● **Given records**

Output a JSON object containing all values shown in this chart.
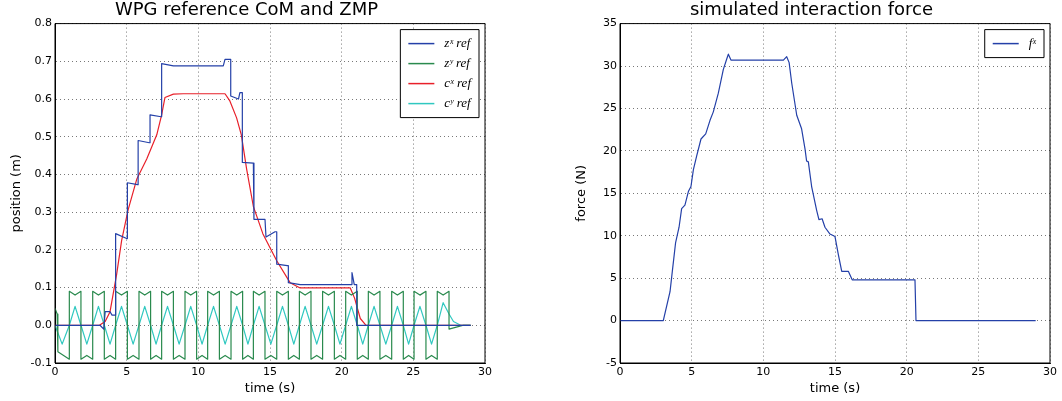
{
  "chart_data": [
    {
      "type": "line",
      "title": "WPG reference CoM and ZMP",
      "xlabel": "time (s)",
      "ylabel": "position (m)",
      "xlim": [
        0,
        30
      ],
      "xticks": [
        0,
        5,
        10,
        15,
        20,
        25,
        30
      ],
      "ylim": [
        -0.1,
        0.8
      ],
      "yticks": [
        -0.1,
        {
          "value": 0,
          "label": "0.0"
        },
        0.1,
        0.2,
        0.3,
        0.4,
        0.5,
        0.6,
        0.7,
        0.8
      ],
      "grid": true,
      "legend": "top right",
      "line_style": "solid",
      "series": [
        {
          "name": "zˣ ref",
          "color": "#2440a8",
          "x": [
            0,
            3.14,
            3.4,
            3.5,
            3.84,
            3.98,
            4.23,
            4.23,
            5.0,
            5.05,
            5.05,
            5.75,
            5.8,
            5.8,
            6.58,
            6.63,
            6.63,
            7.4,
            7.44,
            7.44,
            8.26,
            11.74,
            11.86,
            12.2,
            12.26,
            12.26,
            12.8,
            12.9,
            13.07,
            13.07,
            13.84,
            13.88,
            13.88,
            14.65,
            14.72,
            15.35,
            15.47,
            15.47,
            16.2,
            16.28,
            16.28,
            17.1,
            20.7,
            20.72,
            20.88,
            21.05,
            21.05,
            21.5,
            29.0
          ],
          "values": [
            0,
            0,
            -0.01,
            0.036,
            0.036,
            0.027,
            0.027,
            0.243,
            0.23,
            0.23,
            0.378,
            0.373,
            0.373,
            0.49,
            0.484,
            0.484,
            0.558,
            0.553,
            0.553,
            0.694,
            0.688,
            0.688,
            0.705,
            0.705,
            0.705,
            0.608,
            0.6,
            0.617,
            0.617,
            0.432,
            0.43,
            0.43,
            0.281,
            0.281,
            0.234,
            0.248,
            0.248,
            0.162,
            0.158,
            0.158,
            0.113,
            0.108,
            0.108,
            0.14,
            0.108,
            0.108,
            0,
            0,
            0
          ]
        },
        {
          "name": "zʸ ref",
          "color": "#2a8a4e",
          "x": [
            0,
            0.15,
            0.2,
            0.6,
            1.0,
            1.0,
            1.4,
            1.81,
            1.81,
            2.22,
            2.63,
            2.63,
            3.03,
            3.44,
            3.44,
            3.84,
            4.23,
            4.23,
            4.64,
            5.05,
            5.05,
            5.45,
            5.86,
            5.86,
            6.26,
            6.67,
            6.67,
            7.05,
            7.44,
            7.44,
            7.85,
            8.26,
            8.26,
            8.66,
            9.07,
            9.07,
            9.47,
            9.88,
            9.88,
            10.26,
            10.65,
            10.65,
            11.06,
            11.47,
            11.47,
            11.87,
            12.28,
            12.28,
            12.68,
            13.09,
            13.09,
            13.46,
            13.84,
            13.84,
            14.24,
            14.65,
            14.65,
            15.06,
            15.47,
            15.47,
            15.87,
            16.28,
            16.28,
            16.66,
            17.05,
            17.05,
            17.45,
            17.86,
            17.86,
            18.26,
            18.67,
            18.67,
            19.08,
            19.49,
            19.49,
            19.88,
            20.28,
            20.28,
            20.68,
            21.09,
            21.09,
            21.47,
            21.86,
            21.86,
            22.26,
            22.67,
            22.67,
            23.08,
            23.49,
            23.49,
            23.89,
            24.3,
            24.3,
            24.67,
            25.05,
            25.05,
            25.46,
            25.88,
            25.88,
            26.27,
            26.67,
            26.67,
            27.08,
            27.49,
            27.49,
            28.0,
            28.5,
            29.0
          ],
          "values": [
            0.045,
            0.03,
            -0.07,
            -0.08,
            -0.09,
            0.09,
            0.08,
            0.09,
            -0.09,
            -0.08,
            -0.09,
            0.09,
            0.08,
            0.09,
            -0.09,
            -0.08,
            -0.09,
            0.09,
            0.08,
            0.09,
            -0.09,
            -0.08,
            -0.09,
            0.09,
            0.08,
            0.09,
            -0.09,
            -0.08,
            -0.09,
            0.09,
            0.08,
            0.09,
            -0.09,
            -0.08,
            -0.09,
            0.09,
            0.08,
            0.09,
            -0.09,
            -0.08,
            -0.09,
            0.09,
            0.08,
            0.09,
            -0.09,
            -0.08,
            -0.09,
            0.09,
            0.08,
            0.09,
            -0.09,
            -0.08,
            -0.09,
            0.09,
            0.08,
            0.09,
            -0.09,
            -0.08,
            -0.09,
            0.09,
            0.08,
            0.09,
            -0.09,
            -0.08,
            -0.09,
            0.09,
            0.08,
            0.09,
            -0.09,
            -0.08,
            -0.09,
            0.09,
            0.08,
            0.09,
            -0.09,
            -0.08,
            -0.09,
            0.09,
            0.08,
            0.09,
            -0.09,
            -0.08,
            -0.09,
            0.09,
            0.08,
            0.09,
            -0.09,
            -0.08,
            -0.09,
            0.09,
            0.08,
            0.09,
            -0.09,
            -0.08,
            -0.09,
            0.09,
            0.08,
            0.09,
            -0.09,
            -0.08,
            -0.09,
            0.09,
            0.08,
            0.09,
            -0.01,
            -0.005,
            0,
            0
          ]
        },
        {
          "name": "cˣ ref",
          "color": "#e8202a",
          "x": [
            0,
            3.1,
            3.5,
            3.84,
            4.3,
            4.65,
            5.1,
            5.7,
            6.4,
            7.1,
            7.44,
            7.67,
            8.26,
            8.95,
            11.86,
            12.2,
            12.67,
            13.0,
            13.37,
            13.84,
            14.5,
            15.47,
            16.4,
            17.1,
            20.6,
            20.9,
            21.3,
            21.7,
            29.0
          ],
          "values": [
            0,
            0,
            0.01,
            0.036,
            0.135,
            0.225,
            0.306,
            0.387,
            0.441,
            0.505,
            0.558,
            0.604,
            0.613,
            0.614,
            0.614,
            0.595,
            0.55,
            0.505,
            0.414,
            0.315,
            0.243,
            0.171,
            0.113,
            0.099,
            0.099,
            0.072,
            0.018,
            0,
            0
          ]
        },
        {
          "name": "cʸ ref",
          "color": "#30c8c0",
          "x": [
            0,
            0.5,
            1.0,
            1.4,
            1.81,
            2.22,
            2.63,
            3.03,
            3.44,
            3.84,
            4.23,
            4.64,
            5.05,
            5.45,
            5.86,
            6.26,
            6.67,
            7.05,
            7.44,
            7.85,
            8.26,
            8.66,
            9.07,
            9.47,
            9.88,
            10.26,
            10.65,
            11.06,
            11.47,
            11.87,
            12.28,
            12.68,
            13.09,
            13.46,
            13.84,
            14.24,
            14.65,
            15.06,
            15.47,
            15.87,
            16.28,
            16.66,
            17.05,
            17.45,
            17.86,
            18.26,
            18.67,
            19.08,
            19.49,
            19.88,
            20.28,
            20.68,
            21.09,
            21.47,
            21.86,
            22.26,
            22.67,
            23.08,
            23.49,
            23.89,
            24.3,
            24.67,
            25.05,
            25.46,
            25.88,
            26.27,
            26.67,
            27.08,
            27.49,
            27.8,
            28.3,
            29.0
          ],
          "values": [
            0,
            -0.05,
            0,
            0.05,
            0,
            -0.05,
            0,
            0.05,
            0,
            -0.05,
            0,
            0.05,
            0,
            -0.05,
            0,
            0.05,
            0,
            -0.05,
            0,
            0.05,
            0,
            -0.05,
            0,
            0.05,
            0,
            -0.05,
            0,
            0.05,
            0,
            -0.05,
            0,
            0.05,
            0,
            -0.05,
            0,
            0.05,
            0,
            -0.05,
            0,
            0.05,
            0,
            -0.05,
            0,
            0.05,
            0,
            -0.05,
            0,
            0.05,
            0,
            -0.05,
            0,
            0.05,
            0,
            -0.05,
            0,
            0.05,
            0,
            -0.05,
            0,
            0.05,
            0,
            -0.05,
            0,
            0.05,
            0,
            -0.05,
            0,
            0.06,
            0.03,
            0.01,
            0,
            0
          ]
        }
      ]
    },
    {
      "type": "line",
      "title": "simulated interaction force",
      "xlabel": "time (s)",
      "ylabel": "force (N)",
      "xlim": [
        0,
        30
      ],
      "xticks": [
        0,
        5,
        10,
        15,
        20,
        25,
        30
      ],
      "ylim": [
        -5,
        35
      ],
      "yticks": [
        -5,
        0,
        5,
        10,
        15,
        20,
        25,
        30,
        35
      ],
      "grid": true,
      "legend": "top right",
      "line_style": "solid",
      "series": [
        {
          "name": "fˣ",
          "color": "#2440a8",
          "x": [
            0,
            3.02,
            3.49,
            3.65,
            3.88,
            4.12,
            4.3,
            4.53,
            4.77,
            4.95,
            5.12,
            5.35,
            5.65,
            5.98,
            6.28,
            6.51,
            6.86,
            7.21,
            7.44,
            7.56,
            7.74,
            11.4,
            11.63,
            11.8,
            11.98,
            12.33,
            12.67,
            12.91,
            13.02,
            13.14,
            13.37,
            13.72,
            13.88,
            14.1,
            14.3,
            14.65,
            15.0,
            15.23,
            15.47,
            15.93,
            16.2,
            20.58,
            20.65,
            29.0
          ],
          "values": [
            0,
            0,
            3.4,
            5.8,
            9.2,
            11.0,
            13.2,
            13.6,
            15.2,
            15.8,
            17.8,
            19.4,
            21.4,
            22.0,
            23.6,
            24.6,
            26.8,
            29.6,
            30.8,
            31.4,
            30.7,
            30.7,
            31.1,
            30.4,
            28.0,
            24.2,
            22.6,
            20.2,
            18.8,
            18.7,
            15.8,
            13.0,
            11.9,
            12.0,
            11.0,
            10.2,
            9.9,
            7.8,
            5.8,
            5.8,
            4.8,
            4.8,
            0,
            0
          ]
        }
      ]
    }
  ]
}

● **Exercise requirements**
Look through the records and gather each line with the word "title".

● **Correct response**
      "title": "WPG reference CoM and ZMP",
      "title": "simulated interaction force",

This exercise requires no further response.